- **Task goal**
Locate and copy each line in the data that contains the word "обит".

Data excerpts:
• • • • • • •

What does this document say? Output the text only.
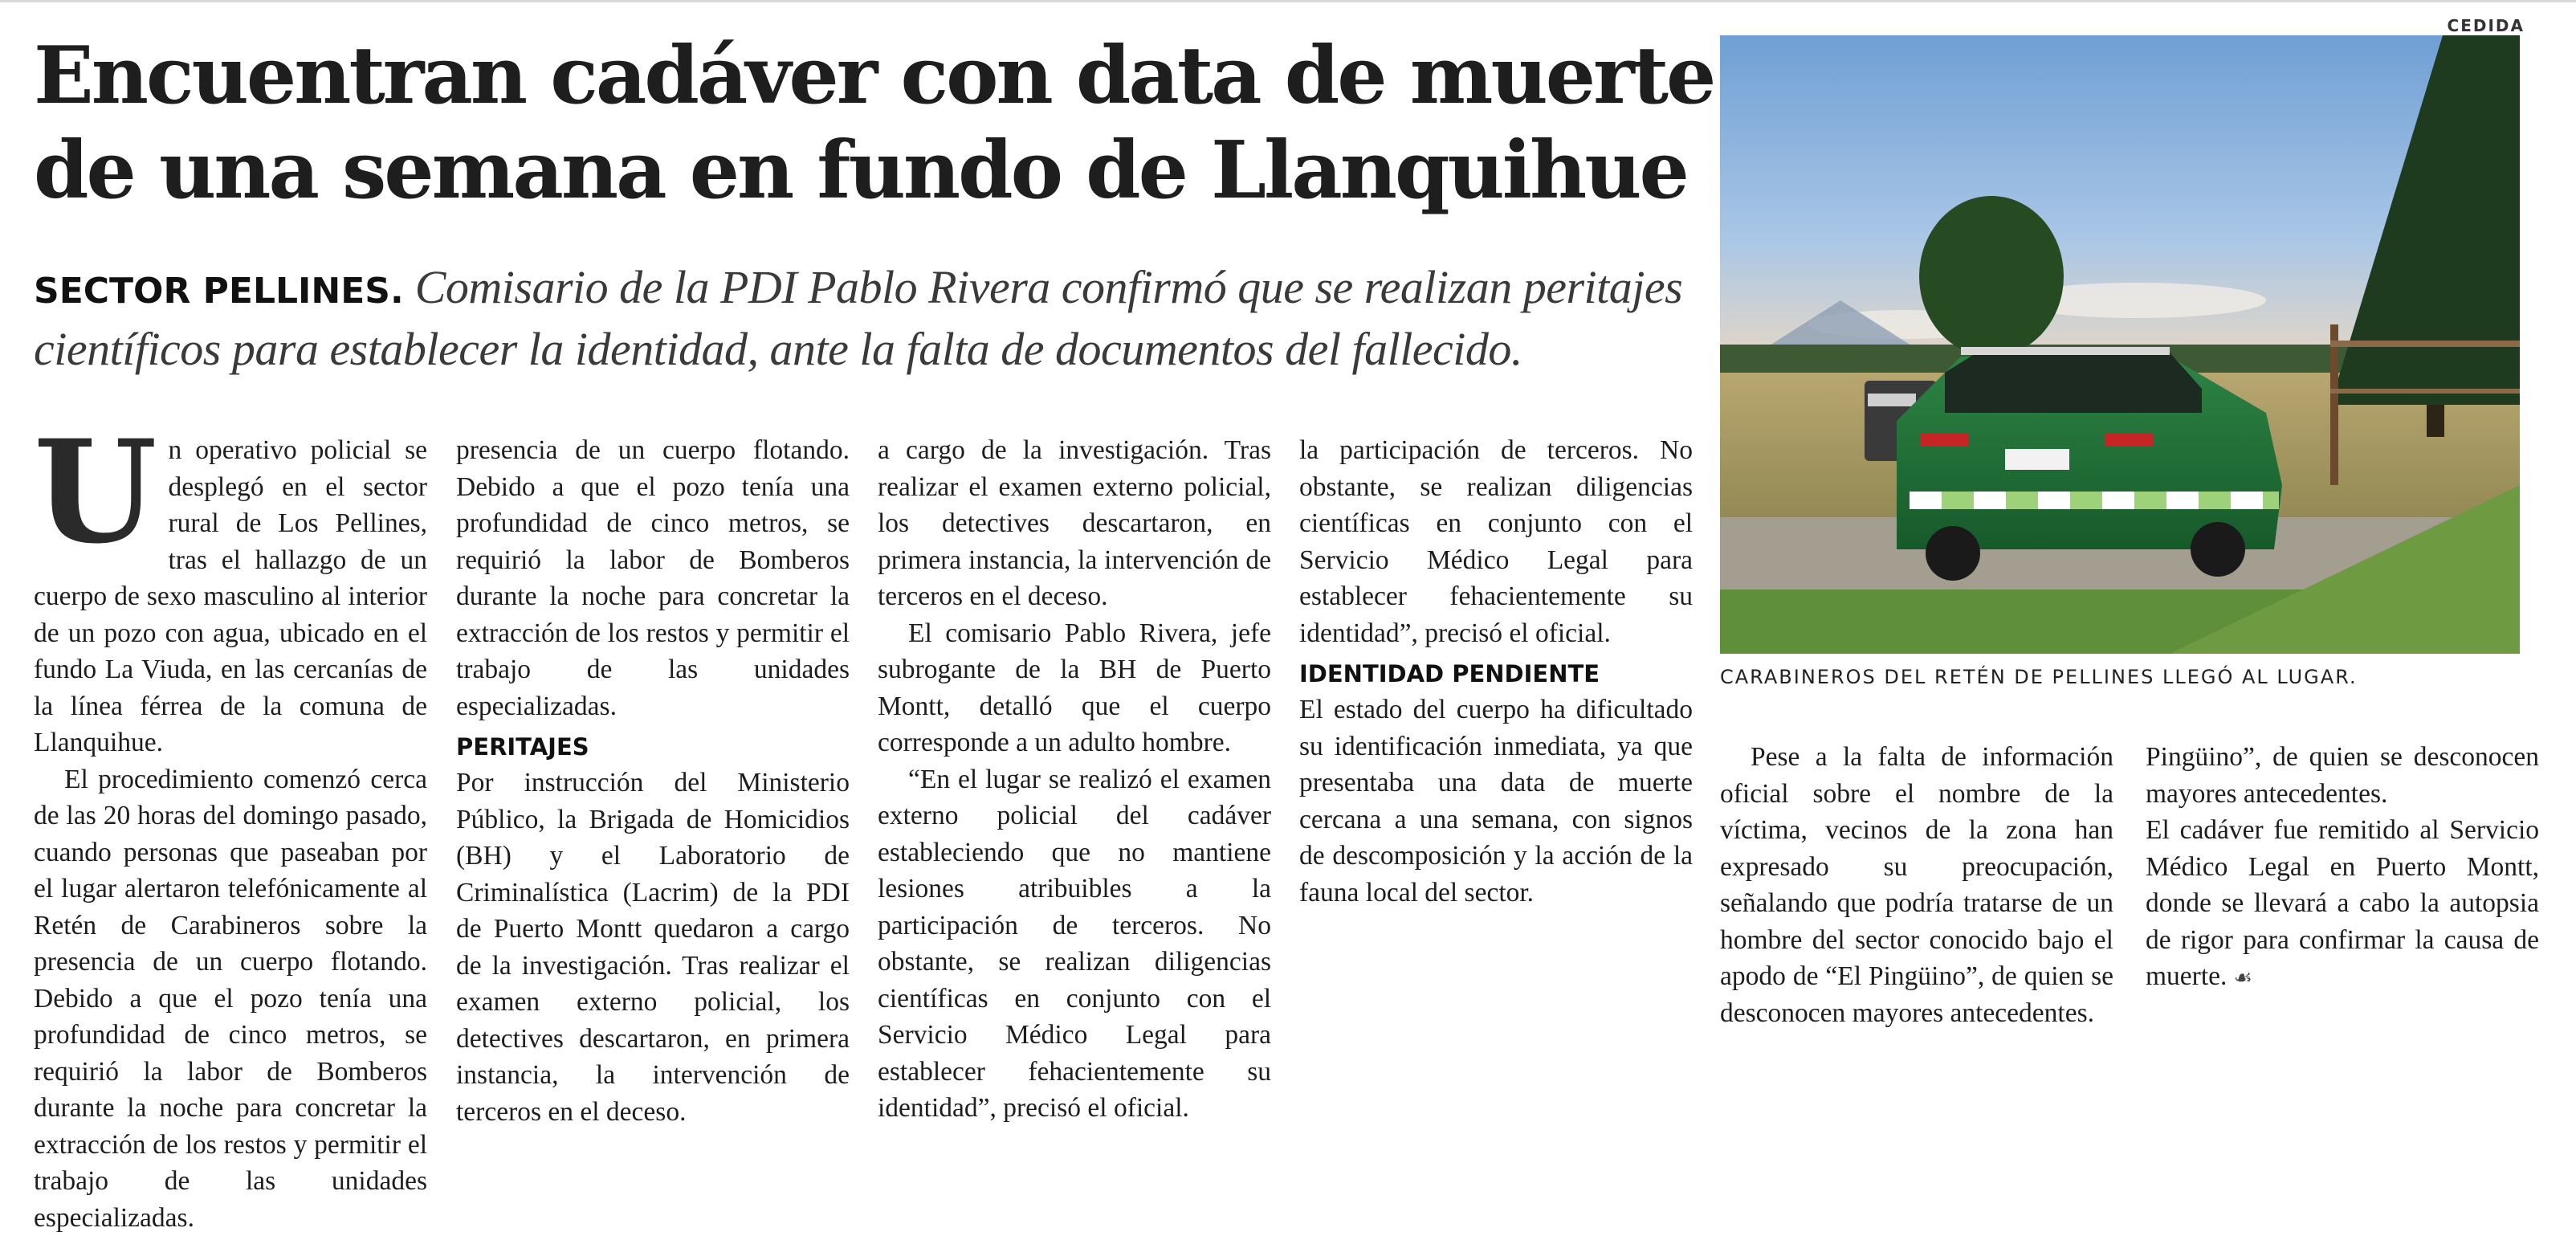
CEDIDA
Encuentran cadáver con data de muerte
de una semana en fundo de Llanquihue

SECTOR PELLINES. Comisario de la PDI Pablo Rivera confirmó que se realizan peritajes científicos para establecer la identidad, ante la falta de documentos del fallecido.

CARABINEROS DEL RETÉN DE PELLINES LLEGÓ AL LUGAR.

Un operativo policial se desplegó en el sector rural de Los Pellines, tras el hallazgo de un cuerpo de sexo masculino al interior de un pozo con agua, ubicado en el fundo La Viuda, en las cercanías de la línea férrea de la comuna de Llanquihue.

El procedimiento comenzó cerca de las 20 horas del domingo pasado, cuando personas que paseaban por el lugar alertaron telefónicamente al Retén de Carabineros sobre la presencia de un cuerpo flotando. Debido a que el pozo tenía una profundidad de cinco metros, se requirió la labor de Bomberos durante la noche para concretar la extracción de los restos y permitir el trabajo de las unidades especializadas.

presencia de un cuerpo flotando. Debido a que el pozo tenía una profundidad de cinco metros, se requirió la labor de Bomberos durante la noche para concretar la extracción de los restos y permitir el trabajo de las unidades especializadas.

PERITAJES

Por instrucción del Ministerio Público, la Brigada de Homicidios (BH) y el Laboratorio de Criminalística (Lacrim) de la PDI de Puerto Montt quedaron a cargo de la investigación. Tras realizar el examen externo policial, los detectives descartaron, en primera instancia, la intervención de terceros en el deceso.

a cargo de la investigación. Tras realizar el examen externo policial, los detectives descartaron, en primera instancia, la intervención de terceros en el deceso.

El comisario Pablo Rivera, jefe subrogante de la BH de Puerto Montt, detalló que el cuerpo corresponde a un adulto hombre.

“En el lugar se realizó el examen externo policial del cadáver estableciendo que no mantiene lesiones atribuibles a la participación de terceros. No obstante, se realizan diligencias científicas en conjunto con el Servicio Médico Legal para establecer fehacientemente su identidad”, precisó el oficial.

la participación de terceros. No obstante, se realizan diligencias científicas en conjunto con el Servicio Médico Legal para establecer fehacientemente su identidad”, precisó el oficial.

IDENTIDAD PENDIENTE

El estado del cuerpo ha dificultado su identificación inmediata, ya que presentaba una data de muerte cercana a una semana, con signos de descomposición y la acción de la fauna local del sector.

Pese a la falta de información oficial sobre el nombre de la víctima, vecinos de la zona han expresado su preocupación, señalando que podría tratarse de un hombre del sector conocido bajo el apodo de “El Pingüino”, de quien se desconocen mayores antecedentes.

Pingüino”, de quien se desconocen mayores antecedentes.

El cadáver fue remitido al Servicio Médico Legal en Puerto Montt, donde se llevará a cabo la autopsia de rigor para confirmar la causa de muerte. ☙
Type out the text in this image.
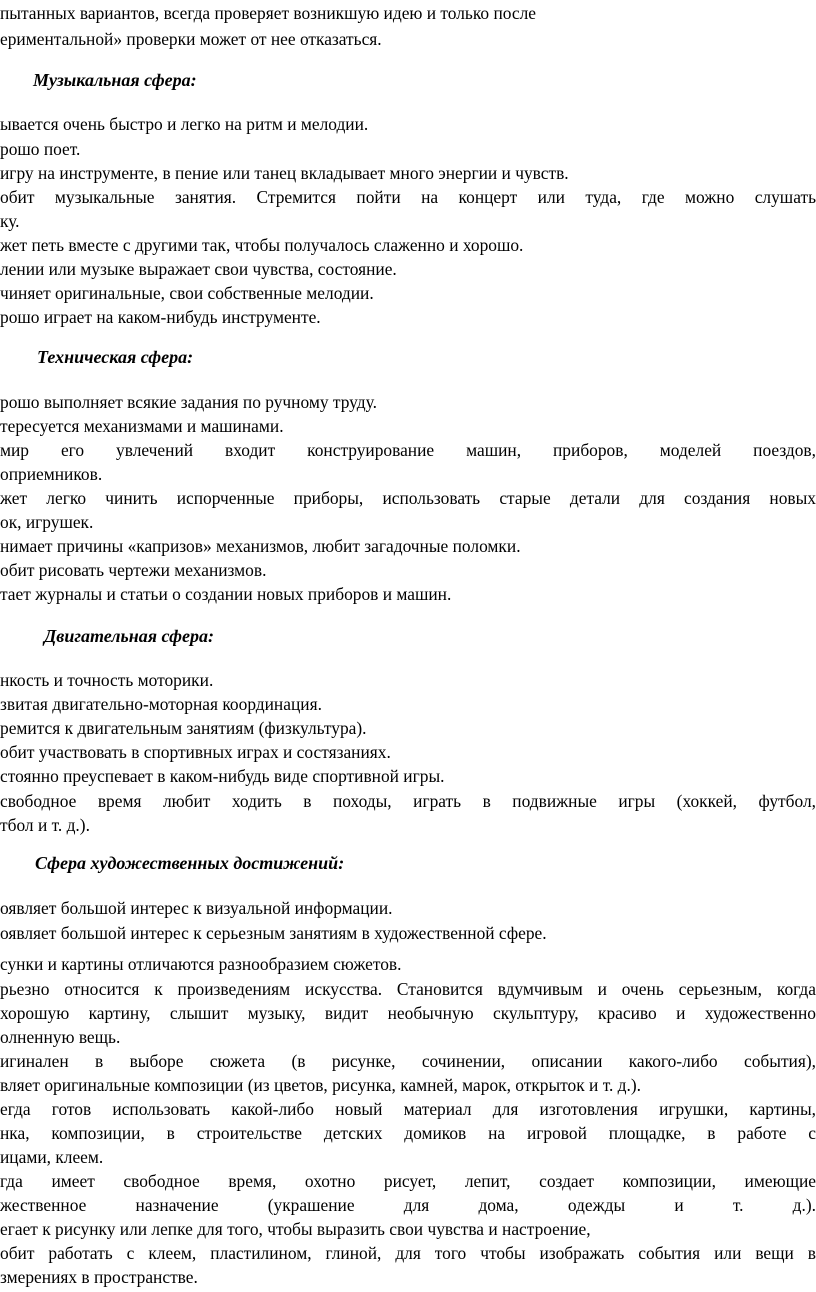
пытанных вариантов, всегда проверяет возникшую идею и только после
ериментальной» проверки может от нее отказаться.
Музыкальная сфера:
ывается очень быстро и легко на ритм и мелодии.
рошо поет.
игру на инструменте, в пение или танец вкладывает много энергии и чувств.
обит музыкальные занятия. Стремится пойти на концерт или туда, где можно слушать
ку.
жет петь вместе с другими так, чтобы получалось слаженно и хорошо.
лении или музыке выражает свои чувства, состояние.
чиняет оригинальные, свои собственные мелодии.
рошо играет на каком-нибудь инструменте.
Техническая сфера:
рошо выполняет всякие задания по ручному труду.
тересуется механизмами и машинами.
мир его увлечений входит конструирование машин, приборов, моделей поездов,
оприемников.
жет легко чинить испорченные приборы, использовать старые детали для создания новых
ок, игрушек.
нимает причины «капризов» механизмов, любит загадочные поломки.
обит рисовать чертежи механизмов.
тает журналы и статьи о создании новых приборов и машин.
Двигательная сфера:
нкость и точность моторики.
звитая двигательно-моторная координация.
ремится к двигательным занятиям (физкультура).
обит участвовать в спортивных играх и состязаниях.
стоянно преуспевает в каком-нибудь виде спортивной игры.
свободное время любит ходить в походы, играть в подвижные игры (хоккей, футбол,
тбол и т. д.).
Сфера художественных достижений:
оявляет большой интерес к визуальной информации.
оявляет большой интерес к серьезным занятиям в художественной сфере.
сунки и картины отличаются разнообразием сюжетов.
рьезно относится к произведениям искусства. Становится вдумчивым и очень серьезным, когда
хорошую картину, слышит музыку, видит необычную скульптуру, красиво и художественно
олненную вещь.
игинален в выборе сюжета (в рисунке, сочинении, описании какого-либо события),
вляет оригинальные композиции (из цветов, рисунка, камней, марок, открыток и т. д.).
егда готов использовать какой-либо новый материал для изготовления игрушки, картины,
нка, композиции, в строительстве детских домиков на игровой площадке, в работе с
ицами, клеем.
гда имеет свободное время, охотно рисует, лепит, создает композиции, имеющие
жественное назначение (украшение для дома, одежды и т. д.).
егает к рисунку или лепке для того, чтобы выразить свои чувства и настроение,
обит работать с клеем, пластилином, глиной, для того чтобы изображать события или вещи в
змерениях в пространстве.
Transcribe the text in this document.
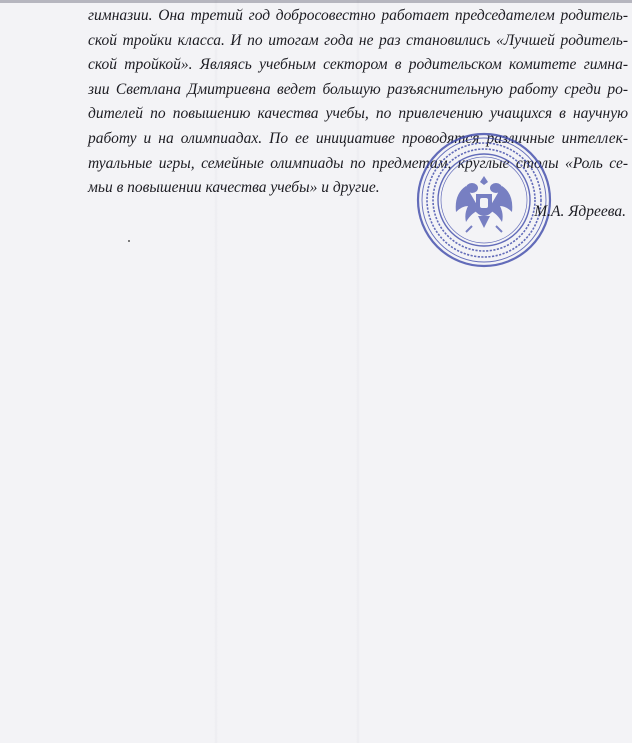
гимназии. Она третий год добросовестно работает председателем родитель-
ской тройки класса. И по итогам года не раз становились «Лучшей родитель-
ской тройкой». Являясь учебным сектором в родительском комитете гимна-
зии Светлана Дмитриевна ведет большую разъяснительную работу среди ро-
дителей по повышению качества учебы, по привлечению учащихся в научную
работу и на олимпиадах. По ее инициативе проводятся различные интеллек-
туальные игры, семейные олимпиады по предметам, круглые столы «Роль се-
мьи в повышении качества учебы» и другие.
М.А. Ядреева.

• • • • • • •

- **Output**
обит музыкальные занятия. Стремится пойти на концерт или туда, где можно слушать
обит рисовать чертежи механизмов.
обит участвовать в спортивных играх и состязаниях.
обит работать с клеем, пластилином, глиной, для того чтобы изображать события или вещи в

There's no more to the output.